== Dataset content ==
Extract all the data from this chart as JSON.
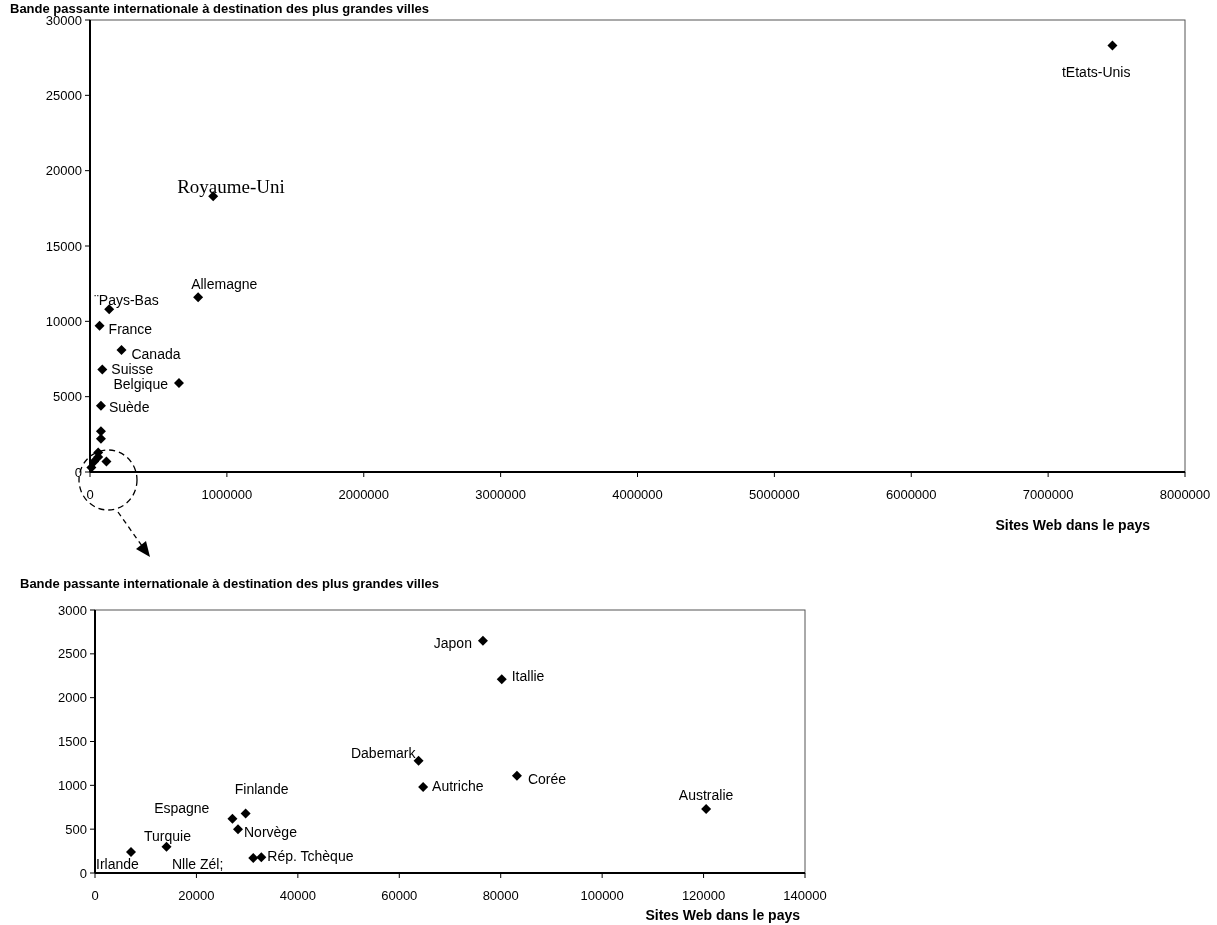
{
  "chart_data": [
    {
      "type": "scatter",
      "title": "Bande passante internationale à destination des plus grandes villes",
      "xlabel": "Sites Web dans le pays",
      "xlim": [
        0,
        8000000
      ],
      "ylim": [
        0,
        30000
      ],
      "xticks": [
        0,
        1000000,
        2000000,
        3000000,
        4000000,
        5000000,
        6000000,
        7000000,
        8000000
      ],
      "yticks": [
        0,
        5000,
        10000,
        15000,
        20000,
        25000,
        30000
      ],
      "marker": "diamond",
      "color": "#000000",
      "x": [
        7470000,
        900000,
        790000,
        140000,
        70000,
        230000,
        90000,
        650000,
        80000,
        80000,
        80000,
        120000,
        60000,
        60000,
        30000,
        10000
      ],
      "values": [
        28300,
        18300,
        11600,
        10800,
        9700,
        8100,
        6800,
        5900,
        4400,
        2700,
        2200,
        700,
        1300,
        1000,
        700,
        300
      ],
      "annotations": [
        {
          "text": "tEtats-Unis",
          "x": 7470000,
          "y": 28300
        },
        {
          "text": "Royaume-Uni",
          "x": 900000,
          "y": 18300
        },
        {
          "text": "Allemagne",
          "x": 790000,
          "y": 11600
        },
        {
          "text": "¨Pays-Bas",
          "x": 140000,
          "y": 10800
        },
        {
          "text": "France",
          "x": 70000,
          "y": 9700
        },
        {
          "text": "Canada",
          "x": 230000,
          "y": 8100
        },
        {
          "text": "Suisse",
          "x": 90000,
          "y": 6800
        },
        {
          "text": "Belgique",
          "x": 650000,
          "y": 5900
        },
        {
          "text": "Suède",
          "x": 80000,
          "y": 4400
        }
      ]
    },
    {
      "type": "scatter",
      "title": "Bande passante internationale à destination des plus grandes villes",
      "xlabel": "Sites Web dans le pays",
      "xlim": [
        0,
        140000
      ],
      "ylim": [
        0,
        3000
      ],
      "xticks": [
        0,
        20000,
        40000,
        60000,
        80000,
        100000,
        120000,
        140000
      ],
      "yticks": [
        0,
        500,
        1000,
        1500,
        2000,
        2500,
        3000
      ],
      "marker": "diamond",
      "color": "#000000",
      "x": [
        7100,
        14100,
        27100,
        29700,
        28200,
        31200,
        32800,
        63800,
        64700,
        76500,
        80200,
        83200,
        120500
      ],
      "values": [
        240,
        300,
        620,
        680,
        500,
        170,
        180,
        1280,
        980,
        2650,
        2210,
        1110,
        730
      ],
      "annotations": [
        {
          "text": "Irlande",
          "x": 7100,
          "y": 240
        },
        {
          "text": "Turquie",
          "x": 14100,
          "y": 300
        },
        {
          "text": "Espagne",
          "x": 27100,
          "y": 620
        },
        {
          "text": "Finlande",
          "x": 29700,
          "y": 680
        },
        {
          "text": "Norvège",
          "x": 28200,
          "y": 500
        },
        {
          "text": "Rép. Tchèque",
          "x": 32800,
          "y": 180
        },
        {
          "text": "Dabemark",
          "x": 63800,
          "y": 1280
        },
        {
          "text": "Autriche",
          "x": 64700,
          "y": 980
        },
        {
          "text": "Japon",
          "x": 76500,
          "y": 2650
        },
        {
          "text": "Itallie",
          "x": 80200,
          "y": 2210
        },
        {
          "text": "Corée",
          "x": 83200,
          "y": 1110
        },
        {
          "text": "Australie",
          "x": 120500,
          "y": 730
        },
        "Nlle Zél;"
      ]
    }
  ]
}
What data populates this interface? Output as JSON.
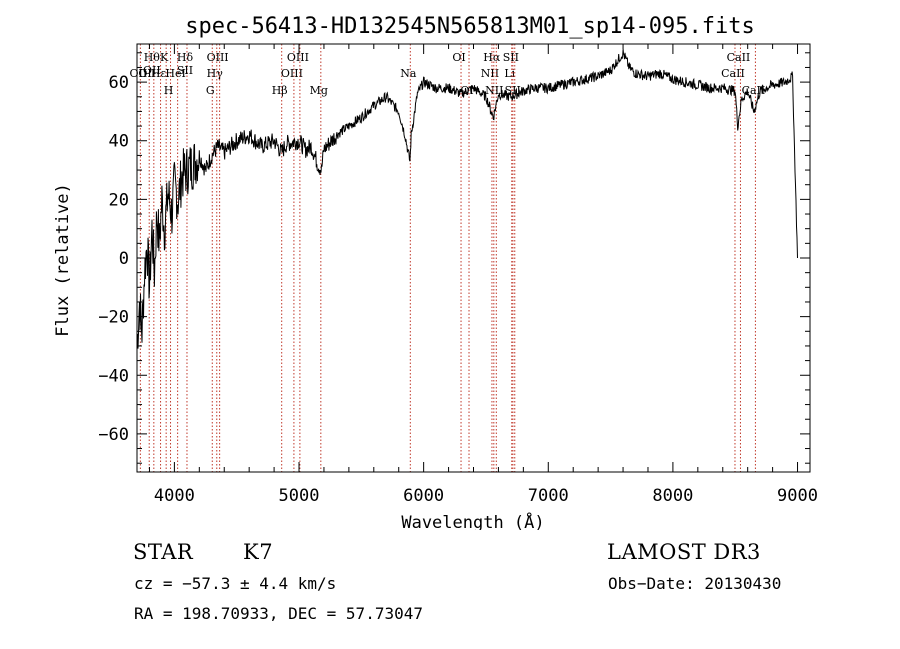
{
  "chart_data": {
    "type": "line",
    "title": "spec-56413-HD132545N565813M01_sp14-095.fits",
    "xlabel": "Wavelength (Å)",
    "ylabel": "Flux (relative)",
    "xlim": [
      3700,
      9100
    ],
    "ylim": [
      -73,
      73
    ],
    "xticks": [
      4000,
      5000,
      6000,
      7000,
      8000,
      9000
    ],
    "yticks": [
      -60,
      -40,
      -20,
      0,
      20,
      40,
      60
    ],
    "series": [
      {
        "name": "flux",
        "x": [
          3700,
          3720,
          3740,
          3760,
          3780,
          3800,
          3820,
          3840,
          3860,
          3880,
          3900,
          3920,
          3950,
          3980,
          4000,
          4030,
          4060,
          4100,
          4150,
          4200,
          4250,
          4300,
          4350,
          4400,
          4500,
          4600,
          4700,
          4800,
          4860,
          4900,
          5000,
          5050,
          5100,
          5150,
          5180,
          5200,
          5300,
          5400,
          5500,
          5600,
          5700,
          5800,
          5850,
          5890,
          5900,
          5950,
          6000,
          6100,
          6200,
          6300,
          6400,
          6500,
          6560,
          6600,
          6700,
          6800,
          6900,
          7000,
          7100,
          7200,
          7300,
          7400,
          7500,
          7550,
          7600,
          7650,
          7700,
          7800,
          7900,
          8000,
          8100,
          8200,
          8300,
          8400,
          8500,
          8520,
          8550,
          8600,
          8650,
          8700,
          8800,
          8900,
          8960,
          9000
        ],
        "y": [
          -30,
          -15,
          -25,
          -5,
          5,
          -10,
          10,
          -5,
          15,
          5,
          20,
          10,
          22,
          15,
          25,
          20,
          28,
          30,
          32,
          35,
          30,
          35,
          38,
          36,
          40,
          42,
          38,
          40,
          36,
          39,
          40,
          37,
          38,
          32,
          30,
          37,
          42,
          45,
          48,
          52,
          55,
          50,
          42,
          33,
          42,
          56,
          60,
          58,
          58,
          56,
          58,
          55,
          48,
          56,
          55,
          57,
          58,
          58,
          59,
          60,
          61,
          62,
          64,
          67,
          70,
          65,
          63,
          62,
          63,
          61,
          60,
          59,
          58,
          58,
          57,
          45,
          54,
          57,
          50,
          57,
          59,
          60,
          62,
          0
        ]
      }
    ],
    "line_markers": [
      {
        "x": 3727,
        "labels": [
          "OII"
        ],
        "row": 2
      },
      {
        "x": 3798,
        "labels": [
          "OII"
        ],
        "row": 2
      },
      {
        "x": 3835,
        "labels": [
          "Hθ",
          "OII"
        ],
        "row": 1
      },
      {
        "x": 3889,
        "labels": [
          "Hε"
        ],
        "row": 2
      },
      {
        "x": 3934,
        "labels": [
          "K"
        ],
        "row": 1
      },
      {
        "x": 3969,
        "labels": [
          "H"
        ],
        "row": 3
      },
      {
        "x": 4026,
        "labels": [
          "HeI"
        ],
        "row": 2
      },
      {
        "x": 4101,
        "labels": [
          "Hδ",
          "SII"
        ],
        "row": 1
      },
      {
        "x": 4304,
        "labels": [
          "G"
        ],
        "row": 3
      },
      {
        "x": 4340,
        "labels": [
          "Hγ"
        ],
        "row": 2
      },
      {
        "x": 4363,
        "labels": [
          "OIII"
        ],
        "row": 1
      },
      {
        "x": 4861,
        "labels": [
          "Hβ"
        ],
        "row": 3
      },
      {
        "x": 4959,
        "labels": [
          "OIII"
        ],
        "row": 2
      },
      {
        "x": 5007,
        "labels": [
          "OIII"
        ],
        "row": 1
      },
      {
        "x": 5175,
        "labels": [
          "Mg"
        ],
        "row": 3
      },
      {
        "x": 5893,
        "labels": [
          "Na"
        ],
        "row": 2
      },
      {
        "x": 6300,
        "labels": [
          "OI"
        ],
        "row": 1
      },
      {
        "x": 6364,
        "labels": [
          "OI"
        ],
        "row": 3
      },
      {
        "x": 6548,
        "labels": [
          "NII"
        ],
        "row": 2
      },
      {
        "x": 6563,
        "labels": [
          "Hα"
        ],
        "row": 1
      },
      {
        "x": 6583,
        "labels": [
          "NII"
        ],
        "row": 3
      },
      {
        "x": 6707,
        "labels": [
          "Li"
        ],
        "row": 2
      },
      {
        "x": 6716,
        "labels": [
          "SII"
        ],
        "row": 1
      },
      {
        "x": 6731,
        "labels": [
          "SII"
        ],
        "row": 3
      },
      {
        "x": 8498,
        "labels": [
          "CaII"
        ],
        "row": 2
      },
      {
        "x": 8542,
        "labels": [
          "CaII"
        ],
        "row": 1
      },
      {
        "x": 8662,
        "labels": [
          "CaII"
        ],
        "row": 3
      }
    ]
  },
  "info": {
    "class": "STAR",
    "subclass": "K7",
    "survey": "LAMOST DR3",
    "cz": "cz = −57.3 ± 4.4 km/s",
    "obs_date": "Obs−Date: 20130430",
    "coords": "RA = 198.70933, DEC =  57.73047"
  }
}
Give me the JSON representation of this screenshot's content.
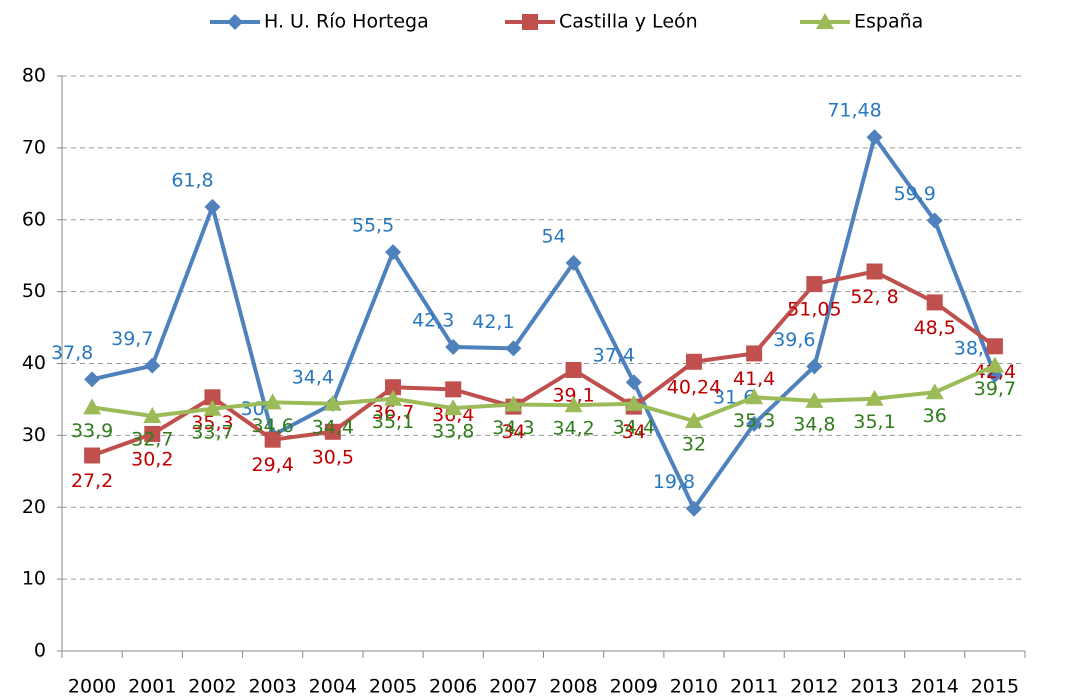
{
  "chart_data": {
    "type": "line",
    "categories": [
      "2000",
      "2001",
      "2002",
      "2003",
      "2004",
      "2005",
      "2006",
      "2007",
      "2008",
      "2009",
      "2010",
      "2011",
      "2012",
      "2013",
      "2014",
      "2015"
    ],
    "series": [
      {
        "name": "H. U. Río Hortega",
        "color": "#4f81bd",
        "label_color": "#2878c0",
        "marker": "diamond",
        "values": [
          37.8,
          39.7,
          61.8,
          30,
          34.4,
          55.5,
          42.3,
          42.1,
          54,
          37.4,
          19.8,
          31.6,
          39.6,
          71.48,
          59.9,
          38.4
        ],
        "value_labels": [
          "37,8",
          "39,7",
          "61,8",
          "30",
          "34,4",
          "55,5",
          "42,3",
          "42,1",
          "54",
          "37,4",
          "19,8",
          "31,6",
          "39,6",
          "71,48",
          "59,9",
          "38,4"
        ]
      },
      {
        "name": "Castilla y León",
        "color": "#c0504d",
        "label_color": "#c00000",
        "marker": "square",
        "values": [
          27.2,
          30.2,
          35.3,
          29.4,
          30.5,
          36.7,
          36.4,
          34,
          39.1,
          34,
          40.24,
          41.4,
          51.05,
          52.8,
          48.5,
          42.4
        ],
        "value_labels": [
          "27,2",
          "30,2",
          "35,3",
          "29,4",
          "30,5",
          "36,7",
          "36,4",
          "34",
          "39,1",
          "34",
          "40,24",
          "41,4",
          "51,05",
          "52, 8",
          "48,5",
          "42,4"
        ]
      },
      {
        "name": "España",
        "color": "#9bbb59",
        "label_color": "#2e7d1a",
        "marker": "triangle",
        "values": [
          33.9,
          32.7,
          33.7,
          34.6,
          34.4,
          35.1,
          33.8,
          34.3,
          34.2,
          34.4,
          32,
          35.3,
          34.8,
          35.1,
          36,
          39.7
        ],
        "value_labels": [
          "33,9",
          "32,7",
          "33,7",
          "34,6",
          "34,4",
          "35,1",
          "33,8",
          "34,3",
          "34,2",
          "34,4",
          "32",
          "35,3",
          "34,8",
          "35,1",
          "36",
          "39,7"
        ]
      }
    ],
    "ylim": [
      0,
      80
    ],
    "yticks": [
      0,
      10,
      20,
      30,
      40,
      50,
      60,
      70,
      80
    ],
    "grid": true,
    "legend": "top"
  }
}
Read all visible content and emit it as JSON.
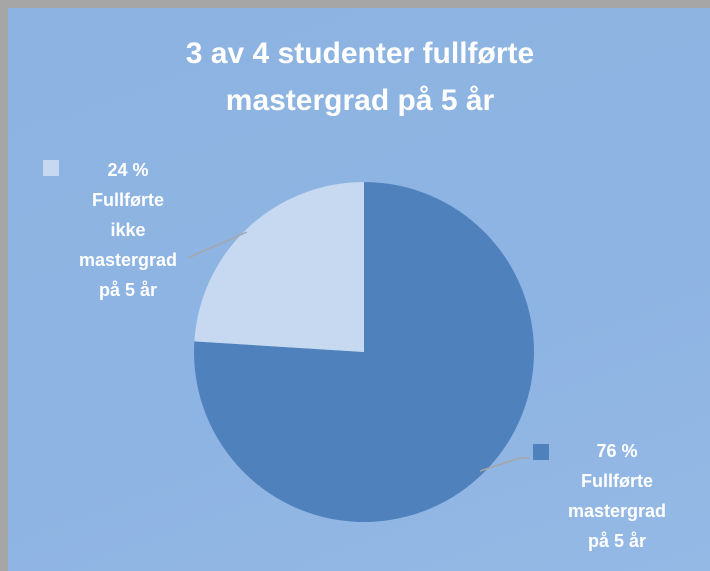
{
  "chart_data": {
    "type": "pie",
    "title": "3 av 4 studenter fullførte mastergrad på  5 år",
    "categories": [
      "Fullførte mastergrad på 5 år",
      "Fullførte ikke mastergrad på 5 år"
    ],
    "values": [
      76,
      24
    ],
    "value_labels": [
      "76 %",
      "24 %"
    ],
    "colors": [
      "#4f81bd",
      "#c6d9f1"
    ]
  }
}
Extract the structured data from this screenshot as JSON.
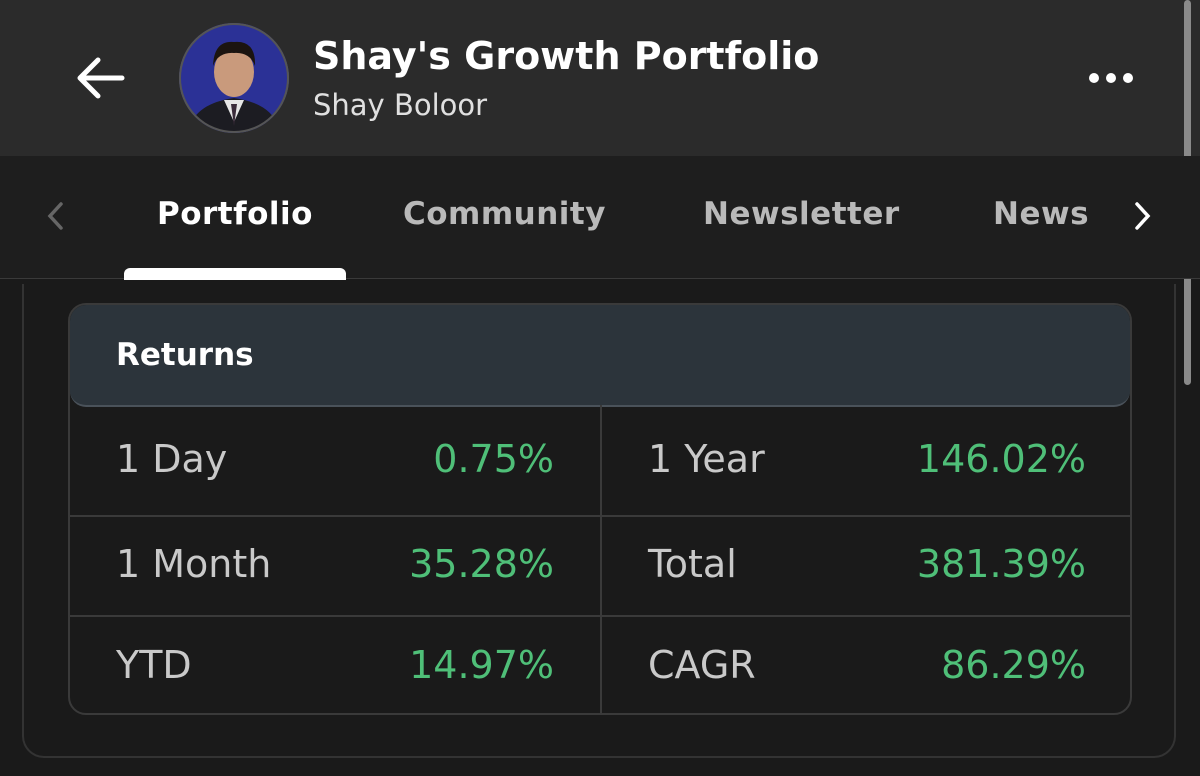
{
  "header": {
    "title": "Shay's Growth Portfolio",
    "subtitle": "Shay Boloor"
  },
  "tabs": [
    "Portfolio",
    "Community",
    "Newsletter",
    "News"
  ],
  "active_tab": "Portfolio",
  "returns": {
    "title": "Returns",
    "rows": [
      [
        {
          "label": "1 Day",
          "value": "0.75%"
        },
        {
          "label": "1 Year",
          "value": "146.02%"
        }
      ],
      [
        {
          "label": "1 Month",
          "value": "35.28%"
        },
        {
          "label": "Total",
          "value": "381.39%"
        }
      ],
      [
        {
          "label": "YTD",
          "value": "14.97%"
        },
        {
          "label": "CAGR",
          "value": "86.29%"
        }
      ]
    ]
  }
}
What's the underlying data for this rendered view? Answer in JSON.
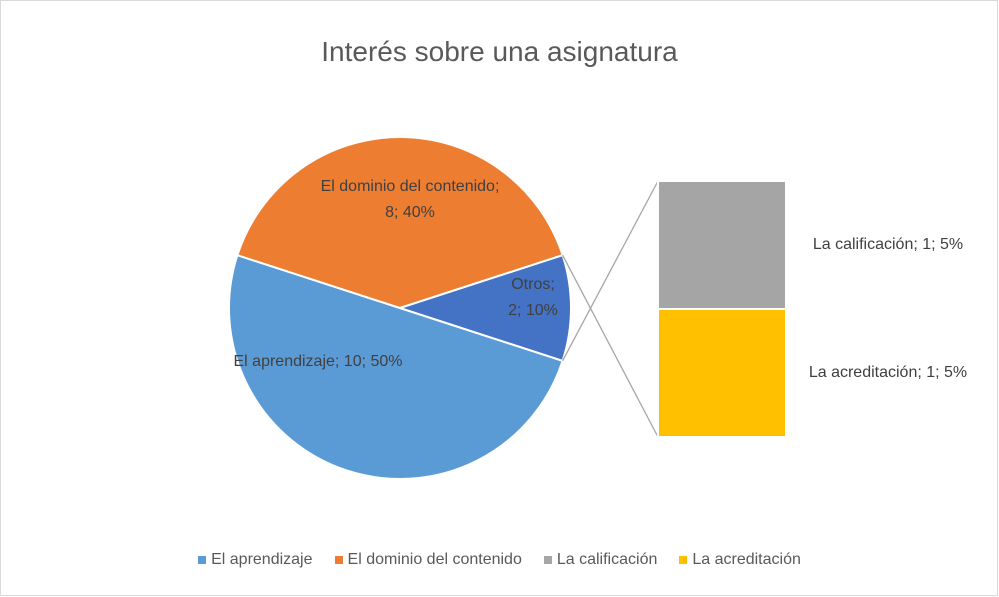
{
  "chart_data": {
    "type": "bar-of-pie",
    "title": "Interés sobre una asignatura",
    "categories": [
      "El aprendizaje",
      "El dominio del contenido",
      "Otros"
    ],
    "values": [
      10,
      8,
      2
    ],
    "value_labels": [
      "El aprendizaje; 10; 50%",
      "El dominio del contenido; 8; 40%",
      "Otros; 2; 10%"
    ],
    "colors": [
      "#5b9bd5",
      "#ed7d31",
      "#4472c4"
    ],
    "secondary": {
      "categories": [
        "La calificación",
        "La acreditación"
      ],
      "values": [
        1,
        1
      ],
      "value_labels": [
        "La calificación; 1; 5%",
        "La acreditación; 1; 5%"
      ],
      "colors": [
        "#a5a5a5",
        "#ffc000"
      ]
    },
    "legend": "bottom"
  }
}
===
Lines holding the word "What" in the entries above are the ones to pull out. Copy them all.

Written solution.
What data populates this interface? Output as JSON.
What's the underlying data for this rendered view? Answer in JSON.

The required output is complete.